--- BEGIN SOURCE MATERIAL ---
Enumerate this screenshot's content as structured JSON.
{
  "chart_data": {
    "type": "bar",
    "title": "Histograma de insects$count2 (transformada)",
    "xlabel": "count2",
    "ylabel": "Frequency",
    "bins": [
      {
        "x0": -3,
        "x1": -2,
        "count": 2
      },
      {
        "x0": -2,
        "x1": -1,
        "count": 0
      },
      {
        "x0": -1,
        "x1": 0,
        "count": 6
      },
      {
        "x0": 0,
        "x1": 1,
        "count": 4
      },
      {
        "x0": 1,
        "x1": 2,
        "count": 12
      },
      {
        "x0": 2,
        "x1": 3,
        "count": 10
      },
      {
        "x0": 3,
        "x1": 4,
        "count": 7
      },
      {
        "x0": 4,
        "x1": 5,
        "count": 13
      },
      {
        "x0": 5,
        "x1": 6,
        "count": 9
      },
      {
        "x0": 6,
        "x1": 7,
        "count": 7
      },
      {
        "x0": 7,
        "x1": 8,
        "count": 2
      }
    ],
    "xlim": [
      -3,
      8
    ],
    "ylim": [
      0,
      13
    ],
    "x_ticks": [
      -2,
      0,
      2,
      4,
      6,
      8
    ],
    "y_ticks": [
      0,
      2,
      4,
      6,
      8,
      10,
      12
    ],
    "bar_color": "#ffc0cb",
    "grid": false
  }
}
--- END SOURCE MATERIAL ---
GOAL: Your task is to repeat the data exactly, with nothing left out.

CORRECT RESPONSE:
Enumerate this screenshot's content as structured JSON.
{
  "chart_data": {
    "type": "bar",
    "title": "Histograma de insects$count2 (transformada)",
    "xlabel": "count2",
    "ylabel": "Frequency",
    "bins": [
      {
        "x0": -3,
        "x1": -2,
        "count": 2
      },
      {
        "x0": -2,
        "x1": -1,
        "count": 0
      },
      {
        "x0": -1,
        "x1": 0,
        "count": 6
      },
      {
        "x0": 0,
        "x1": 1,
        "count": 4
      },
      {
        "x0": 1,
        "x1": 2,
        "count": 12
      },
      {
        "x0": 2,
        "x1": 3,
        "count": 10
      },
      {
        "x0": 3,
        "x1": 4,
        "count": 7
      },
      {
        "x0": 4,
        "x1": 5,
        "count": 13
      },
      {
        "x0": 5,
        "x1": 6,
        "count": 9
      },
      {
        "x0": 6,
        "x1": 7,
        "count": 7
      },
      {
        "x0": 7,
        "x1": 8,
        "count": 2
      }
    ],
    "xlim": [
      -3,
      8
    ],
    "ylim": [
      0,
      13
    ],
    "x_ticks": [
      -2,
      0,
      2,
      4,
      6,
      8
    ],
    "y_ticks": [
      0,
      2,
      4,
      6,
      8,
      10,
      12
    ],
    "bar_color": "#ffc0cb",
    "grid": false
  }
}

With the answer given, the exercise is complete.